[A run of records]
• • •
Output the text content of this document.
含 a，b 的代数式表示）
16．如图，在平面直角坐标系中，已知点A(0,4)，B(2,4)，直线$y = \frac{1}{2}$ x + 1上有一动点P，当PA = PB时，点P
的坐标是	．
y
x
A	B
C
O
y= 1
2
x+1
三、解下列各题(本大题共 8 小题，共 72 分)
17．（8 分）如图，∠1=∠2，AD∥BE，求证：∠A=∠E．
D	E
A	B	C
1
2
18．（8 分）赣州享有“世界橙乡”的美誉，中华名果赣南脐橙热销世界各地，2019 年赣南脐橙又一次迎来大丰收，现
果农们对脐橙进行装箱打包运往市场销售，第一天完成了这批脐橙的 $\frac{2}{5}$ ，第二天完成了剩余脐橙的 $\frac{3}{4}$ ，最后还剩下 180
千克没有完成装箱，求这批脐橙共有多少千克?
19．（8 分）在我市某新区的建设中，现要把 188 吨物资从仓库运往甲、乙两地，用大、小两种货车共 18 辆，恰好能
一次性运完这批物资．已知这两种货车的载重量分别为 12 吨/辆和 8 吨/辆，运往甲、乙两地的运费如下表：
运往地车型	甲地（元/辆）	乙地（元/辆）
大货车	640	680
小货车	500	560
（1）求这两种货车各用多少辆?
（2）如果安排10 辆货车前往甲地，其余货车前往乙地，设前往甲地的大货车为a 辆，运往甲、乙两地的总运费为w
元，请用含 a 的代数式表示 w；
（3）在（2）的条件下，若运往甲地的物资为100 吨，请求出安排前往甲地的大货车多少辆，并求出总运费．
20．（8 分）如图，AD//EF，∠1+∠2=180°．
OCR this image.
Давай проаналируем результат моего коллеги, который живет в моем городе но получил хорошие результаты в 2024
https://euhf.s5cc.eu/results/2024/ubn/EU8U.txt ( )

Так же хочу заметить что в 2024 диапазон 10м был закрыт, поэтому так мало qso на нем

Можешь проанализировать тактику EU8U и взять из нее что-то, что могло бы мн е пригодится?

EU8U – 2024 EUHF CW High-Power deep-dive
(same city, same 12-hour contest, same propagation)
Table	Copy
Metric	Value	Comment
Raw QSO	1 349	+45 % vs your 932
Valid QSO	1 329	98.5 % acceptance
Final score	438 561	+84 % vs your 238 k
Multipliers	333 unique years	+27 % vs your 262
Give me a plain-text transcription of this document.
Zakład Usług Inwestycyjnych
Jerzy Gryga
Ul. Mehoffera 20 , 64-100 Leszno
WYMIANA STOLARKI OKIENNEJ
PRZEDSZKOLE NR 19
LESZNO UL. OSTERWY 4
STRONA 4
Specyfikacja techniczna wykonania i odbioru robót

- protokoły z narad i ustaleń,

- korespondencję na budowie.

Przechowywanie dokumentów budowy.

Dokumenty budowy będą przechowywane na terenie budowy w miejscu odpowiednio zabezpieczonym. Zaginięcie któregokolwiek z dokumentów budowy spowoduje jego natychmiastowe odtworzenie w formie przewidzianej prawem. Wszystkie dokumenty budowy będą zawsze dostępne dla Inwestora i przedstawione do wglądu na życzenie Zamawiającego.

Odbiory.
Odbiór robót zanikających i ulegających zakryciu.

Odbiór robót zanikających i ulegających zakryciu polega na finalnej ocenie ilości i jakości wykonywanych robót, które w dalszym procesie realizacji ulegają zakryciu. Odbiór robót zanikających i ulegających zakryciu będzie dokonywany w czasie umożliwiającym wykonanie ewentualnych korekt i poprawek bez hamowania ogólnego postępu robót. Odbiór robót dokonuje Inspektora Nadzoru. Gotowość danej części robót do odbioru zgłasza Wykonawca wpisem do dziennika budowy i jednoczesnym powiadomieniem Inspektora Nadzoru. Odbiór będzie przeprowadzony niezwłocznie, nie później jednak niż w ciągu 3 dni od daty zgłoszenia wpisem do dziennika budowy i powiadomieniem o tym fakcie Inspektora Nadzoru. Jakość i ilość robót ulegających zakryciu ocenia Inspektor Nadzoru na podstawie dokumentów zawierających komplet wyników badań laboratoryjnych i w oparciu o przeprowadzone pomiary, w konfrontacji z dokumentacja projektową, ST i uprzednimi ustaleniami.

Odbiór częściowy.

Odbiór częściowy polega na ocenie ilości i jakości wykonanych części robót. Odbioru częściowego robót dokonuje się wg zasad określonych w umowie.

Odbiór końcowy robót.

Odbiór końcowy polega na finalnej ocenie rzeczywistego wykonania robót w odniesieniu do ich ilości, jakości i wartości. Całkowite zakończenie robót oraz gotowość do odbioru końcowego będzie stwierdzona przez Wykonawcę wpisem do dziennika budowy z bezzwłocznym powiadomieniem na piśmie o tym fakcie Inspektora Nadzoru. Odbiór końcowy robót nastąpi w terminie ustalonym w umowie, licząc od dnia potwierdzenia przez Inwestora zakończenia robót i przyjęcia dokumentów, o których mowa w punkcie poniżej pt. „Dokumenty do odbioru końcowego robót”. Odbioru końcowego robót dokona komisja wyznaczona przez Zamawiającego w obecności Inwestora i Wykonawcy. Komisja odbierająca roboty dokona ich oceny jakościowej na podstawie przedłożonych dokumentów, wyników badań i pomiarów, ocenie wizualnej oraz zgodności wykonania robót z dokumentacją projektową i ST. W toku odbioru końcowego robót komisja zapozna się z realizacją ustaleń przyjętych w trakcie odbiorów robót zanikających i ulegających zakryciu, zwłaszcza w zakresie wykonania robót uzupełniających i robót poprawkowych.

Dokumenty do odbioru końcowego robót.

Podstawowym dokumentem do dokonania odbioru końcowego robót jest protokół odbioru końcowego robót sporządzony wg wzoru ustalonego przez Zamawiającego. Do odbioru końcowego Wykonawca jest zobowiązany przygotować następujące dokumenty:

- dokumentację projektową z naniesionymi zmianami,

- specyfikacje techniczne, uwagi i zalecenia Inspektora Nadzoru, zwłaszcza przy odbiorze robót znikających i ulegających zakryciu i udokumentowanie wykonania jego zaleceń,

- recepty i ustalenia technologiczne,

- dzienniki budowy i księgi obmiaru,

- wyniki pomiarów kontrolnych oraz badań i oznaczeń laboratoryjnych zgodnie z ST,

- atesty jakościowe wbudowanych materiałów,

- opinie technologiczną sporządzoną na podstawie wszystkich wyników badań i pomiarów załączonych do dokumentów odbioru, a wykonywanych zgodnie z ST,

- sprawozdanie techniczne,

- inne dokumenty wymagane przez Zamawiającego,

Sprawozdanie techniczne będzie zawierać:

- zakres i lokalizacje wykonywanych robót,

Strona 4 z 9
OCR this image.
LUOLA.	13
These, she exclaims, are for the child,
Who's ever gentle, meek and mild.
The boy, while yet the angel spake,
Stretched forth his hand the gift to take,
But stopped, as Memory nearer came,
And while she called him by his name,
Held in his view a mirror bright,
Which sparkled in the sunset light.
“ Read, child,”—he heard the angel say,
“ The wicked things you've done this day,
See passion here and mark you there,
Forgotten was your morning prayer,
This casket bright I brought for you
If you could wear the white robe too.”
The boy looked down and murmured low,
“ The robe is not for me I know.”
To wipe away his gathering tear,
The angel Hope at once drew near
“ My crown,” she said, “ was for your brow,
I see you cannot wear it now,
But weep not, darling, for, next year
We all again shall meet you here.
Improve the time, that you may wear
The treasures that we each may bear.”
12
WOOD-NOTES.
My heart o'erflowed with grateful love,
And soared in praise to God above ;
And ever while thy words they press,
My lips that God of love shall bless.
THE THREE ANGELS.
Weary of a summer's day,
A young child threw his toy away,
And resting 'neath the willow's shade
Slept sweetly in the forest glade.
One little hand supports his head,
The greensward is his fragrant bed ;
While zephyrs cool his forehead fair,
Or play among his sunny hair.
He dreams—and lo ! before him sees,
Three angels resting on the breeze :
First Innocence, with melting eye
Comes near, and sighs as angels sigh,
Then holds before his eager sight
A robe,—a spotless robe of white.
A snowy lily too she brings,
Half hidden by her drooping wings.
• • •
◆ EXERCISE OBJECTIVE
State how many lines above include the word "white", and nothing more.

◆ WRITTEN REPLY
2